> **GIVEN EXERCISE**
Identify the lines bearing the string "Cycle" and gather them.

> **RECORDS TO PROCESS**
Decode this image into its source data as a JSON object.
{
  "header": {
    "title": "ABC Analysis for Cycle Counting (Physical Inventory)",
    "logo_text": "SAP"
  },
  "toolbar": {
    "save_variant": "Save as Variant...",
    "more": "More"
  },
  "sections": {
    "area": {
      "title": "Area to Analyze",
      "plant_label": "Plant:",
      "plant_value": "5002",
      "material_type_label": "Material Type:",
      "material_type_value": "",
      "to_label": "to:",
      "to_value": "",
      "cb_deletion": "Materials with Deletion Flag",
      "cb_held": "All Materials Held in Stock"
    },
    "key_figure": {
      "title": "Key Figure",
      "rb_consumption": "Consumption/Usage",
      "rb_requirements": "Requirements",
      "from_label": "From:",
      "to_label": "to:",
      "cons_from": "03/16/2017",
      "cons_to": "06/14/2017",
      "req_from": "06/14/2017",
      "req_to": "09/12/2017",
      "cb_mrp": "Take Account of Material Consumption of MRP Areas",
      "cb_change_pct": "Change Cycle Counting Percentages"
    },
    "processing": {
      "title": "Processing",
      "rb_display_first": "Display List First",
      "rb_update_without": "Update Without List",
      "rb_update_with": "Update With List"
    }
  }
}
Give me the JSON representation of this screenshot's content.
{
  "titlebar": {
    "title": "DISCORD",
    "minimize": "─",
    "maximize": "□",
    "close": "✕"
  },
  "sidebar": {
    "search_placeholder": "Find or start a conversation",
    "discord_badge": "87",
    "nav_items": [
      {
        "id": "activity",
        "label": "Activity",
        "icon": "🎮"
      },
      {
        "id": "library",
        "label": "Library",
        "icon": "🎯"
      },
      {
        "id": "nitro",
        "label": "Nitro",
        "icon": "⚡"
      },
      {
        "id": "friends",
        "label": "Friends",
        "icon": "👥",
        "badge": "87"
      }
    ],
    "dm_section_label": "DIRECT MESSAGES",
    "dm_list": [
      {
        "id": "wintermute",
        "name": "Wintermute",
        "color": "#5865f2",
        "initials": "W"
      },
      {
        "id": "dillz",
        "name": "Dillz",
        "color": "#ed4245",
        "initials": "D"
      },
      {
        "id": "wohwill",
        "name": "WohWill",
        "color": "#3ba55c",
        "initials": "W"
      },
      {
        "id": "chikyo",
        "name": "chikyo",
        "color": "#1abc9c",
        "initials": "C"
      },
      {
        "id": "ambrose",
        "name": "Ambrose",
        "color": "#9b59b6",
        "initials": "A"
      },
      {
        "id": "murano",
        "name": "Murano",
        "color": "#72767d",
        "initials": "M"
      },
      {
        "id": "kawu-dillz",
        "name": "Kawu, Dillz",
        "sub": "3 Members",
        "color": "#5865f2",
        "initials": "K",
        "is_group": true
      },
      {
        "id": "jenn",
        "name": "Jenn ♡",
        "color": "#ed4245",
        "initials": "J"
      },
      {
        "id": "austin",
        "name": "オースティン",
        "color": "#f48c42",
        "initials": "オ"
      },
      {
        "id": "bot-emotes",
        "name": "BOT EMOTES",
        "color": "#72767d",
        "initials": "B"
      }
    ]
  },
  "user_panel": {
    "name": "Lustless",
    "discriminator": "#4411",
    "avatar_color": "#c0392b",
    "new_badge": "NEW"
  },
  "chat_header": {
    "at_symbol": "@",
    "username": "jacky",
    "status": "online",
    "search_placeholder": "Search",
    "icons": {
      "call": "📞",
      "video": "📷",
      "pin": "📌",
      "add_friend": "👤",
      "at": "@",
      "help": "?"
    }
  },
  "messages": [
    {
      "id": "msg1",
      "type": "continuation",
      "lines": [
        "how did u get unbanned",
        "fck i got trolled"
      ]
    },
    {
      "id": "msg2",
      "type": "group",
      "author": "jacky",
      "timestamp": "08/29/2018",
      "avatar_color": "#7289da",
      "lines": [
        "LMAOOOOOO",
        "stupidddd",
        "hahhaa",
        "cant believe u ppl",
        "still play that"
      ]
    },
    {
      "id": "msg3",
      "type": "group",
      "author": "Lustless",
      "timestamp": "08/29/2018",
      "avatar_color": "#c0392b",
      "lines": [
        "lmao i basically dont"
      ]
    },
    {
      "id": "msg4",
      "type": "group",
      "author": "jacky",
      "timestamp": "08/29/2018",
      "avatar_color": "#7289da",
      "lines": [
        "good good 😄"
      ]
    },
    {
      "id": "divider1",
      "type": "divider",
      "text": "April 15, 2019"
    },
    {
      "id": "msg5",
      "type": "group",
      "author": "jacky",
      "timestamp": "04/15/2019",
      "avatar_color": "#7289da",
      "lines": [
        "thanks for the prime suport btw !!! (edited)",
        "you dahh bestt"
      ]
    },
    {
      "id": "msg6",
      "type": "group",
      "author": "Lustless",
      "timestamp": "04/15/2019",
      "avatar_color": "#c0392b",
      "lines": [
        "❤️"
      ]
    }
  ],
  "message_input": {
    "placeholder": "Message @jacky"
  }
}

> **FULL OUTPUT**
    "title": "ABC Analysis for Cycle Counting (Physical Inventory)",
      "cb_change_pct": "Change Cycle Counting Percentages"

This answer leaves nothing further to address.